** start Dataset **

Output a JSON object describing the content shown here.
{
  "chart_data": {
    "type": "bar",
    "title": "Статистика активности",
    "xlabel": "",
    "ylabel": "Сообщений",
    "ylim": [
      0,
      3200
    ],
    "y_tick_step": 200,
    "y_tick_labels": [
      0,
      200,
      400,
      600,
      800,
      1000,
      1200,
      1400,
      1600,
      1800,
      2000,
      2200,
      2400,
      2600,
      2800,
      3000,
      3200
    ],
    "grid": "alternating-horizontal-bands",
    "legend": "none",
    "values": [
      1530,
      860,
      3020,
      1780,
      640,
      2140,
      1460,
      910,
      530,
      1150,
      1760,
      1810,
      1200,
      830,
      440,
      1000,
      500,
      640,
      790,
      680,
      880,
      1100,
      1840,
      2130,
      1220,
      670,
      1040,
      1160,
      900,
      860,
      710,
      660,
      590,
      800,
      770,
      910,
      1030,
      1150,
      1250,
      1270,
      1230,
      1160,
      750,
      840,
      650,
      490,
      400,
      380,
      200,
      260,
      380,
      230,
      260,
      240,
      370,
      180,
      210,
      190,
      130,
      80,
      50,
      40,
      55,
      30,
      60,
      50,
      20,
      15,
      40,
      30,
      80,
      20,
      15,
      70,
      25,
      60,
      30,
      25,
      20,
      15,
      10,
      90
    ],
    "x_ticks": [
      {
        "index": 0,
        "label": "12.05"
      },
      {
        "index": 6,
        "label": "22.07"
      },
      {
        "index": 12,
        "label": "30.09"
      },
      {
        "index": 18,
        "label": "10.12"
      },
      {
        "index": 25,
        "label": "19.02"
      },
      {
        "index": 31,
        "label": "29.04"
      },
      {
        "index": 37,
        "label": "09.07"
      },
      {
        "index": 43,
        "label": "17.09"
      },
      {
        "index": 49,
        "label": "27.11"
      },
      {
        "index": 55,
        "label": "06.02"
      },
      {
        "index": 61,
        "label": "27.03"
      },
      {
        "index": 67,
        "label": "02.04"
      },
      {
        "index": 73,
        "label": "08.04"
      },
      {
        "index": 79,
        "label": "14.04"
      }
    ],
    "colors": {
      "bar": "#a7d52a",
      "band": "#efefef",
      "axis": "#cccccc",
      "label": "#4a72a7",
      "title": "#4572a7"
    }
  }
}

** end Dataset **

**Request**
Your task is to repeat the data exactly, with nothing left out.

**Complete response**
Output a JSON object describing the content shown here.
{
  "chart_data": {
    "type": "bar",
    "title": "Статистика активности",
    "xlabel": "",
    "ylabel": "Сообщений",
    "ylim": [
      0,
      3200
    ],
    "y_tick_step": 200,
    "y_tick_labels": [
      0,
      200,
      400,
      600,
      800,
      1000,
      1200,
      1400,
      1600,
      1800,
      2000,
      2200,
      2400,
      2600,
      2800,
      3000,
      3200
    ],
    "grid": "alternating-horizontal-bands",
    "legend": "none",
    "values": [
      1530,
      860,
      3020,
      1780,
      640,
      2140,
      1460,
      910,
      530,
      1150,
      1760,
      1810,
      1200,
      830,
      440,
      1000,
      500,
      640,
      790,
      680,
      880,
      1100,
      1840,
      2130,
      1220,
      670,
      1040,
      1160,
      900,
      860,
      710,
      660,
      590,
      800,
      770,
      910,
      1030,
      1150,
      1250,
      1270,
      1230,
      1160,
      750,
      840,
      650,
      490,
      400,
      380,
      200,
      260,
      380,
      230,
      260,
      240,
      370,
      180,
      210,
      190,
      130,
      80,
      50,
      40,
      55,
      30,
      60,
      50,
      20,
      15,
      40,
      30,
      80,
      20,
      15,
      70,
      25,
      60,
      30,
      25,
      20,
      15,
      10,
      90
    ],
    "x_ticks": [
      {
        "index": 0,
        "label": "12.05"
      },
      {
        "index": 6,
        "label": "22.07"
      },
      {
        "index": 12,
        "label": "30.09"
      },
      {
        "index": 18,
        "label": "10.12"
      },
      {
        "index": 25,
        "label": "19.02"
      },
      {
        "index": 31,
        "label": "29.04"
      },
      {
        "index": 37,
        "label": "09.07"
      },
      {
        "index": 43,
        "label": "17.09"
      },
      {
        "index": 49,
        "label": "27.11"
      },
      {
        "index": 55,
        "label": "06.02"
      },
      {
        "index": 61,
        "label": "27.03"
      },
      {
        "index": 67,
        "label": "02.04"
      },
      {
        "index": 73,
        "label": "08.04"
      },
      {
        "index": 79,
        "label": "14.04"
      }
    ],
    "colors": {
      "bar": "#a7d52a",
      "band": "#efefef",
      "axis": "#cccccc",
      "label": "#4a72a7",
      "title": "#4572a7"
    }
  }
}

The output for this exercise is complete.